GIVEN RECORDS:
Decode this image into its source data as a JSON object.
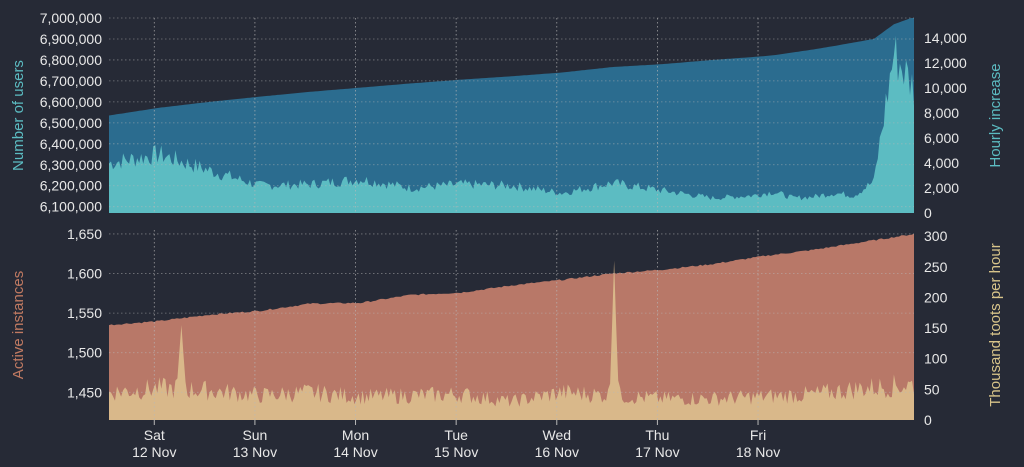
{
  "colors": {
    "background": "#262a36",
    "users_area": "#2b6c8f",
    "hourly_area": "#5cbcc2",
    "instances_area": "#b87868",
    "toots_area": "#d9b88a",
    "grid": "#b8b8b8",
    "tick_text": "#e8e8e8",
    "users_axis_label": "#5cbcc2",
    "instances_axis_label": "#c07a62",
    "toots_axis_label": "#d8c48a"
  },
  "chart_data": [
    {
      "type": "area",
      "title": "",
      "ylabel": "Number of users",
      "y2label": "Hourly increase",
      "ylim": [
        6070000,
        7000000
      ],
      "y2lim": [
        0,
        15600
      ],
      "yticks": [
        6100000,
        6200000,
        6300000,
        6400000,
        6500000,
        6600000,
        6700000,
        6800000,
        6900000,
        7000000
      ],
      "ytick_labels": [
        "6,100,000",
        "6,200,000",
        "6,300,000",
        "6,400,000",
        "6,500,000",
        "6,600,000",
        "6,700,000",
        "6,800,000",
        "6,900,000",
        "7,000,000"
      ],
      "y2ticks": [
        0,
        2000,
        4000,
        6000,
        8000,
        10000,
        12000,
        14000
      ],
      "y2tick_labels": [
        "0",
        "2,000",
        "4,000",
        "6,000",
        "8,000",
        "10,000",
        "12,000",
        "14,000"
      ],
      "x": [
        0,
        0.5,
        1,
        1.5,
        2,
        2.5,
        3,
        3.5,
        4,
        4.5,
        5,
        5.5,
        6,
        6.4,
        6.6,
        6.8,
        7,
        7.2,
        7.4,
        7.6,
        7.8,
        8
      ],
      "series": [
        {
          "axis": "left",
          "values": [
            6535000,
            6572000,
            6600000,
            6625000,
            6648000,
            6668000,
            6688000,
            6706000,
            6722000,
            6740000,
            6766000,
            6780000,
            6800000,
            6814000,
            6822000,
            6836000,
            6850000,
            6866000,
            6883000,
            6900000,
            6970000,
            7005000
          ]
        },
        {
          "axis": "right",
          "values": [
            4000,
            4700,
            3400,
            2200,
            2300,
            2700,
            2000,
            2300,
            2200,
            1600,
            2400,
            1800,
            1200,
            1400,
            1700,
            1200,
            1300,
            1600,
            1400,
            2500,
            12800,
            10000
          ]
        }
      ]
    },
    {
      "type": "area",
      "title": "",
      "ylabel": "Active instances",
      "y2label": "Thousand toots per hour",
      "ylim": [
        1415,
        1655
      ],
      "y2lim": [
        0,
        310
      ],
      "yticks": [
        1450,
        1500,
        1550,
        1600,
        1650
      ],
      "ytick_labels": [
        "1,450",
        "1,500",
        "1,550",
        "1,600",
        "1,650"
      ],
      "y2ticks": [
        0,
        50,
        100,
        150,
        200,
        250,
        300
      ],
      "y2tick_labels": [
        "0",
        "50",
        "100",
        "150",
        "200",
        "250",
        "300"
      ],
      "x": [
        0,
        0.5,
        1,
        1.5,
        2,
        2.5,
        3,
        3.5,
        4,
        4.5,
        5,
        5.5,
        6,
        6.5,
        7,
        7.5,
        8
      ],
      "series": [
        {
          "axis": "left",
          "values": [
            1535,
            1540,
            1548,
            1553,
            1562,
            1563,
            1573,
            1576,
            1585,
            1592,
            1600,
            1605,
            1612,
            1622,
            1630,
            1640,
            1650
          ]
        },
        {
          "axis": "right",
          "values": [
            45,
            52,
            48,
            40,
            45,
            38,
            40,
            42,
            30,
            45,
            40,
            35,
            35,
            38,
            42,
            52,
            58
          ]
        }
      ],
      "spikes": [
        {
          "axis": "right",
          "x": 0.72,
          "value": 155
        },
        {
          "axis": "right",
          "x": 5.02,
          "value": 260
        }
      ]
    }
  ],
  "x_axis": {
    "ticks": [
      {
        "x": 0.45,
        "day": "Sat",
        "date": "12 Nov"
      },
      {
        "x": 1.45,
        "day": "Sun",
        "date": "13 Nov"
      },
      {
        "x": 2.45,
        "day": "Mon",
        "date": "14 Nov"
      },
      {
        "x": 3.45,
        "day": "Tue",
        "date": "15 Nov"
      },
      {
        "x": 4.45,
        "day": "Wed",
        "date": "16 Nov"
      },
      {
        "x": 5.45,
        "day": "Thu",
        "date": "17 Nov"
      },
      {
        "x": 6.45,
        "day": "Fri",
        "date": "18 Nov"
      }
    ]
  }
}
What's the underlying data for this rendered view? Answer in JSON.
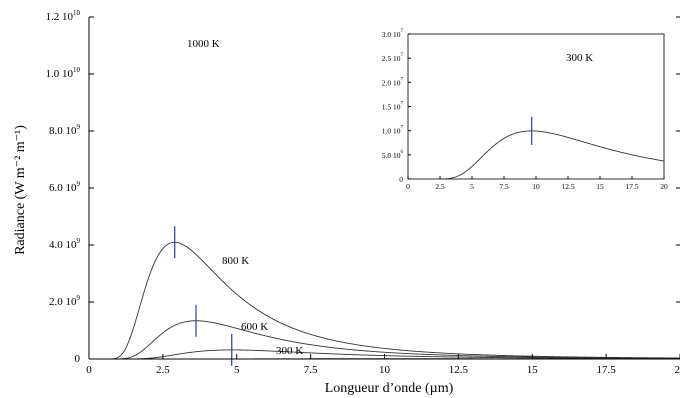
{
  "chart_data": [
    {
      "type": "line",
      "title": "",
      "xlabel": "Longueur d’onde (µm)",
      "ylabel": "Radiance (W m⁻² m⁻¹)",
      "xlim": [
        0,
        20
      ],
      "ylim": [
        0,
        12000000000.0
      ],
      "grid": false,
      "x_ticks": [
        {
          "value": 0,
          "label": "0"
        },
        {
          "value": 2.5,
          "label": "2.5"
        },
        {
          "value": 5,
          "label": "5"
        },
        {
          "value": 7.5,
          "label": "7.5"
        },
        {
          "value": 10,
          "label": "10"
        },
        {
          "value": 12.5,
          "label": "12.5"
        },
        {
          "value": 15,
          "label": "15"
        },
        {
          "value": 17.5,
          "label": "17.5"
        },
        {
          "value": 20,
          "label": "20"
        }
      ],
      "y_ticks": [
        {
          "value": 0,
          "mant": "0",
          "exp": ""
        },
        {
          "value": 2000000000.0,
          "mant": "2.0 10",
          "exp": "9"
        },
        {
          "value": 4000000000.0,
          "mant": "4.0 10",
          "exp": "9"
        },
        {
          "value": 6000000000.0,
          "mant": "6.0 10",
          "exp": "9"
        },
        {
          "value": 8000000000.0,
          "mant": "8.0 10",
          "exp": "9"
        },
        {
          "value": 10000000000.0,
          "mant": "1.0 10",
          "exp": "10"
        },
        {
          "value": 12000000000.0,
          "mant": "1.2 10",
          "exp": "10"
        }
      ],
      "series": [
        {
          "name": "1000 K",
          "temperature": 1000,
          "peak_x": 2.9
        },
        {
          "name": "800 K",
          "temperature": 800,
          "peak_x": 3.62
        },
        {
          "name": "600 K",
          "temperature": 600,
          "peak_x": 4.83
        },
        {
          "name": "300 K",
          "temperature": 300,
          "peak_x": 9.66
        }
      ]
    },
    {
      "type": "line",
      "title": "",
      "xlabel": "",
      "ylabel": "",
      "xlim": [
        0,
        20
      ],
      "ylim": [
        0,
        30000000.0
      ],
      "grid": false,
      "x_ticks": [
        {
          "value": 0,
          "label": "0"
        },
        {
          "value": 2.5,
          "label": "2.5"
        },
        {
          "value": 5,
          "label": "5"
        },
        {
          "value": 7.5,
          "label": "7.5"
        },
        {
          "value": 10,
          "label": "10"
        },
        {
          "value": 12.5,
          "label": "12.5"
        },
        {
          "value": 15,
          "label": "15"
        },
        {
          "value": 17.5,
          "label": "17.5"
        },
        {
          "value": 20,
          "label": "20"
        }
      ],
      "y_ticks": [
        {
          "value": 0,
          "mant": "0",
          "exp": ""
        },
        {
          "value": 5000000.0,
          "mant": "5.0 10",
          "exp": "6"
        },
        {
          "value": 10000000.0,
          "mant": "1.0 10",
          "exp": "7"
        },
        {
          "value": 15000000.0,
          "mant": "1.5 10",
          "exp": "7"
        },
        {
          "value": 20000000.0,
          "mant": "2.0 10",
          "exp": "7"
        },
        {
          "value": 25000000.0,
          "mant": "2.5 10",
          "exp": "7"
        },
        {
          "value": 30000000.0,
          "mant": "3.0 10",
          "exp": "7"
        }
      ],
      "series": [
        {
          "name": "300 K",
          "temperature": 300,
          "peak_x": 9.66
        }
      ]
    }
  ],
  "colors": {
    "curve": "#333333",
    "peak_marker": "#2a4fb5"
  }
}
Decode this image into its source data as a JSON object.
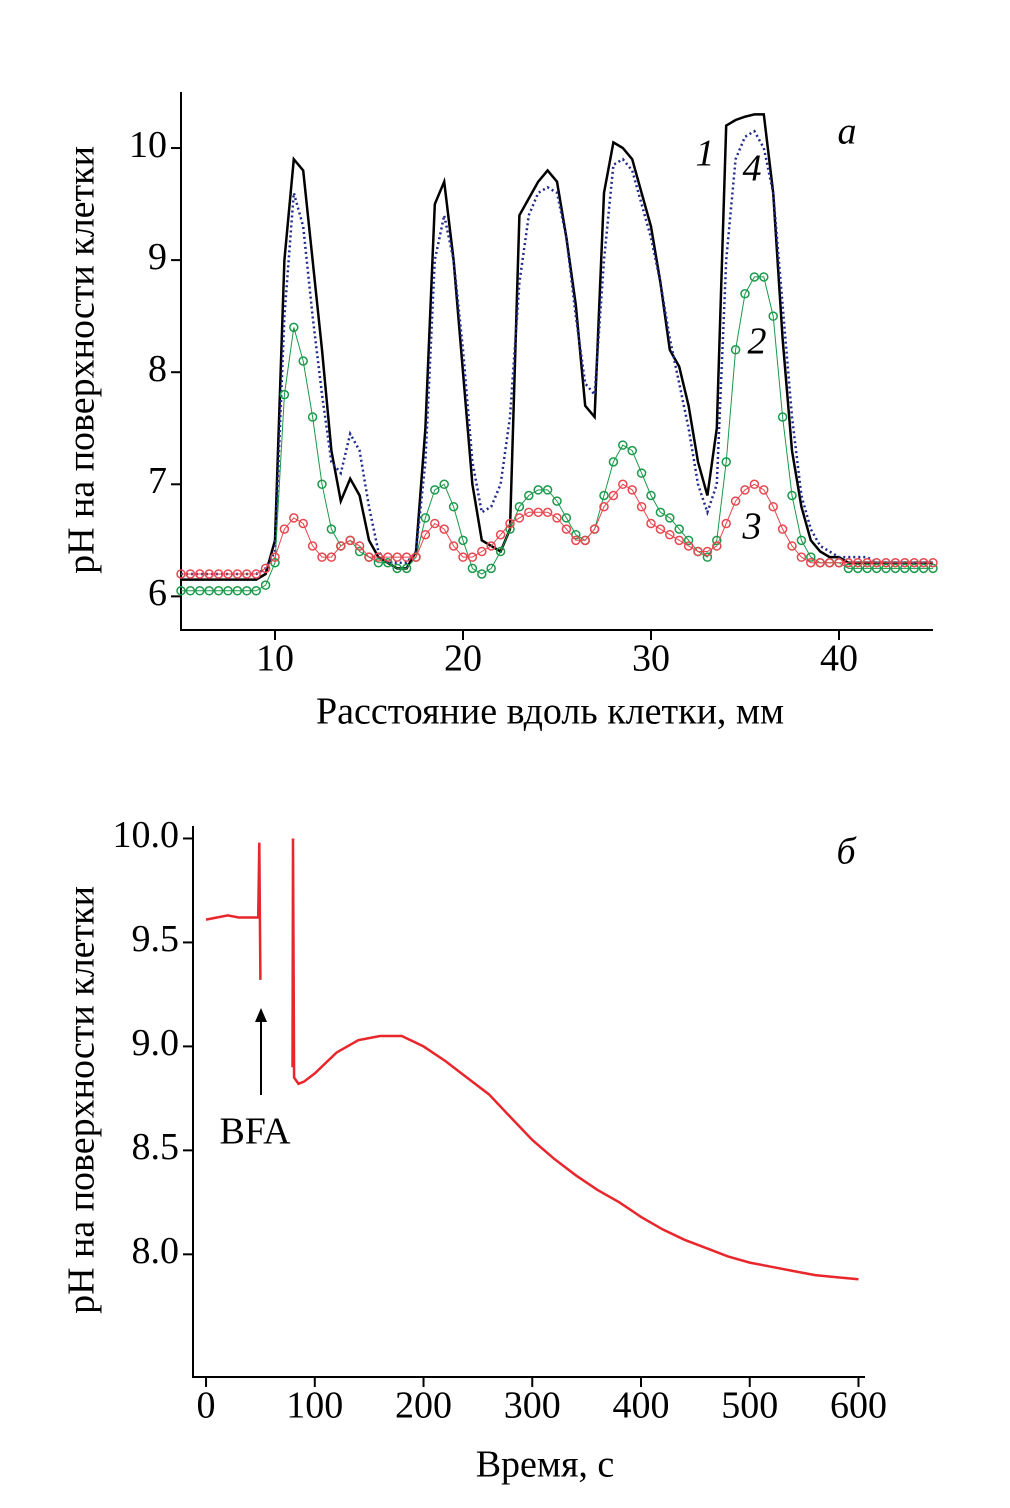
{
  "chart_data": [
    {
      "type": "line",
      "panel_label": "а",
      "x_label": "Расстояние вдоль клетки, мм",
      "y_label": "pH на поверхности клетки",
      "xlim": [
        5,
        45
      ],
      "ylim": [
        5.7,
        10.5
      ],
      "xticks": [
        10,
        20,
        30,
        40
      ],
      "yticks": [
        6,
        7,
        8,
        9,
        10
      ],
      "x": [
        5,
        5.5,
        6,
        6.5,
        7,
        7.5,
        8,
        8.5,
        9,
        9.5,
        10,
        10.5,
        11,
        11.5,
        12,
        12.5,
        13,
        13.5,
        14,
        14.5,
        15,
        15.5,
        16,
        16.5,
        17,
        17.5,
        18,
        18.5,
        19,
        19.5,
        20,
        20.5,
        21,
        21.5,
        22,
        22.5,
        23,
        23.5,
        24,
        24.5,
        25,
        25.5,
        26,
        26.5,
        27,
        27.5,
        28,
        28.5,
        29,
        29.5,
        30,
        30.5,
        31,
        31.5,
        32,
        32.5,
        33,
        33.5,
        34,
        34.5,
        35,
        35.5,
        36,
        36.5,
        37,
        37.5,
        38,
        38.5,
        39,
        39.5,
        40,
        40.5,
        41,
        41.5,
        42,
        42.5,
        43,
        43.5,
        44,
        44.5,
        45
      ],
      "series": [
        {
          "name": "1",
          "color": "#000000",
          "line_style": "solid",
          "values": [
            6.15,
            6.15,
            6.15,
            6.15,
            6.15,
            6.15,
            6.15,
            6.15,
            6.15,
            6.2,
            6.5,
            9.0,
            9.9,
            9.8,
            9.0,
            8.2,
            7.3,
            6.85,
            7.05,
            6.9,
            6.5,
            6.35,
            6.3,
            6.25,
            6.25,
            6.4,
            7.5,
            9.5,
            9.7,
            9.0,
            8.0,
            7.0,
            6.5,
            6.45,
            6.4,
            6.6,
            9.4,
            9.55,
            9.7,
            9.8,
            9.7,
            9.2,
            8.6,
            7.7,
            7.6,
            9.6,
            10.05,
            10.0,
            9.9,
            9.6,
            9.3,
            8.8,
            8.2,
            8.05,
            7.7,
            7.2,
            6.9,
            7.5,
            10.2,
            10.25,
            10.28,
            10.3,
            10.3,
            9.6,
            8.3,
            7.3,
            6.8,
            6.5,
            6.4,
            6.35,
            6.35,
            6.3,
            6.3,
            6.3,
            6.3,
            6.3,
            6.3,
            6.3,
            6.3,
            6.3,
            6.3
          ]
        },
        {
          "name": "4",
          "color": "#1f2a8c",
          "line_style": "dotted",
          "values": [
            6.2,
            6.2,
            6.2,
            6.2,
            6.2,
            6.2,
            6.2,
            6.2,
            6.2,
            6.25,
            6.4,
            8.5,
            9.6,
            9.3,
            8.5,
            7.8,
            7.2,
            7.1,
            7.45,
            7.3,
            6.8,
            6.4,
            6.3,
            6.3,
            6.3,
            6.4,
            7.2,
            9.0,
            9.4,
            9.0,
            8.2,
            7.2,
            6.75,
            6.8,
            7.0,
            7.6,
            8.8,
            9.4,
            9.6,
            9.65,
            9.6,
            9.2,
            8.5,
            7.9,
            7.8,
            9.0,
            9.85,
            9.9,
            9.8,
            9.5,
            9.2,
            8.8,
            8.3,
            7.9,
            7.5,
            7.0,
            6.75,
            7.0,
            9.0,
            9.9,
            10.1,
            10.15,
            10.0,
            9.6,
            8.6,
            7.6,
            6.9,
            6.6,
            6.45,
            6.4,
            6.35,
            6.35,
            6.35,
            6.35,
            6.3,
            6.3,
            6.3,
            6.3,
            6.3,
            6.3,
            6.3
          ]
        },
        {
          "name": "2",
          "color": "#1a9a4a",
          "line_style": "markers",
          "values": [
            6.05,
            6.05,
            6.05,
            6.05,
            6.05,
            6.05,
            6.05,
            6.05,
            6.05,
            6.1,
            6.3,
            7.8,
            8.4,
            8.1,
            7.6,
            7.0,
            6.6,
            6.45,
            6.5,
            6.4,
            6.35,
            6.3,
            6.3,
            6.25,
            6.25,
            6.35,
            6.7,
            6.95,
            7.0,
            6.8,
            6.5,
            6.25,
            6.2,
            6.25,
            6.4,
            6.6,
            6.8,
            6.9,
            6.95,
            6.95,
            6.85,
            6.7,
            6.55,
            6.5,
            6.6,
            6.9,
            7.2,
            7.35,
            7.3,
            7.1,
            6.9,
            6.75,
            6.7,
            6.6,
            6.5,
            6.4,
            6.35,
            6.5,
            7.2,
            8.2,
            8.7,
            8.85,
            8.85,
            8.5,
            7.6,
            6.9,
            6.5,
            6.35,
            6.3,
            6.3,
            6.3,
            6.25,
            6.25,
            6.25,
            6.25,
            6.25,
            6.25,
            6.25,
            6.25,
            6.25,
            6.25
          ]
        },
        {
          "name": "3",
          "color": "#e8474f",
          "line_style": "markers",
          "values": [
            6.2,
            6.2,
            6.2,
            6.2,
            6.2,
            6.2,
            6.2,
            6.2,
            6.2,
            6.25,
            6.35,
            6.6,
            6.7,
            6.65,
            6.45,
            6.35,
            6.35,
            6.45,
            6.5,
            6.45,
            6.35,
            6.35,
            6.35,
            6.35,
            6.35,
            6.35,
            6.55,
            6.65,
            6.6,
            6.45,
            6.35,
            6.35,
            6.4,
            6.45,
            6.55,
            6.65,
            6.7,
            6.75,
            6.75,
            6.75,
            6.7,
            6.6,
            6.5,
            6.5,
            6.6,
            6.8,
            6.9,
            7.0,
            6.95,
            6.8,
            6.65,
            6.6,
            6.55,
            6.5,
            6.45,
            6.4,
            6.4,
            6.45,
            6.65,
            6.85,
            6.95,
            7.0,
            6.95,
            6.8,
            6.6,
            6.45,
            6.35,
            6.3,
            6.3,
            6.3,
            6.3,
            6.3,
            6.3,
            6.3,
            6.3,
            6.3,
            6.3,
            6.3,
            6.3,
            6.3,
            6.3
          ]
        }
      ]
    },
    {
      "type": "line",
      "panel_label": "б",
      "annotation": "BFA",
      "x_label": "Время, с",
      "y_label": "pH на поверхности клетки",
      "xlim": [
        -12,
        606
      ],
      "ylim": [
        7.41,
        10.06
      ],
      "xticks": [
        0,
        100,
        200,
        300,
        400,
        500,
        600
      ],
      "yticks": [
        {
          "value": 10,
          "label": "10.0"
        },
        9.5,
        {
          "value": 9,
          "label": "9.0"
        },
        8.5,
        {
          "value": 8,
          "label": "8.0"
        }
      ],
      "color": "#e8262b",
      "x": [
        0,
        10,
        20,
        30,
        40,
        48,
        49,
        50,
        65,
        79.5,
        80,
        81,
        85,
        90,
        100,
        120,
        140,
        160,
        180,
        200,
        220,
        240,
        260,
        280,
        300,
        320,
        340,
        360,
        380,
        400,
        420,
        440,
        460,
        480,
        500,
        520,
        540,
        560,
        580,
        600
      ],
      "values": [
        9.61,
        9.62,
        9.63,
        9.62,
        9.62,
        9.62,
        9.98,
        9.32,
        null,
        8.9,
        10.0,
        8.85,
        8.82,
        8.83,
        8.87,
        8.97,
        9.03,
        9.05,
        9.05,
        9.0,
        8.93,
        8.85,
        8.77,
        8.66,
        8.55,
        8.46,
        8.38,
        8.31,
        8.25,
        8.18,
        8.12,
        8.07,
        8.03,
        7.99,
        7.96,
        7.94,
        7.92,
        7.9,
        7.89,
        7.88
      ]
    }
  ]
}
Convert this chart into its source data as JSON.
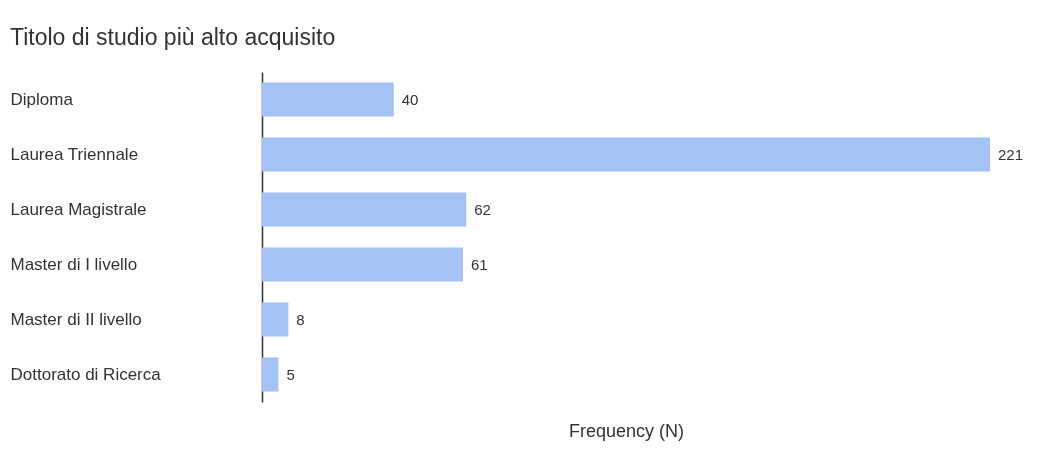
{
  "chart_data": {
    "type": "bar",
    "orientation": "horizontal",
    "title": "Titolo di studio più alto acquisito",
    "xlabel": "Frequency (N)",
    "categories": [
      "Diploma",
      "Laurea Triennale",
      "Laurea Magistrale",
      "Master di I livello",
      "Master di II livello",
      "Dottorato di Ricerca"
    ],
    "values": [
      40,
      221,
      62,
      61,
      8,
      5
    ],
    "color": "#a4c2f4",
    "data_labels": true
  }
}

GOAL:
A line counts if it holds the word "Master". Work out how many lines in the listing count, and give only that number.

ANSWER FOR THE TASK:
2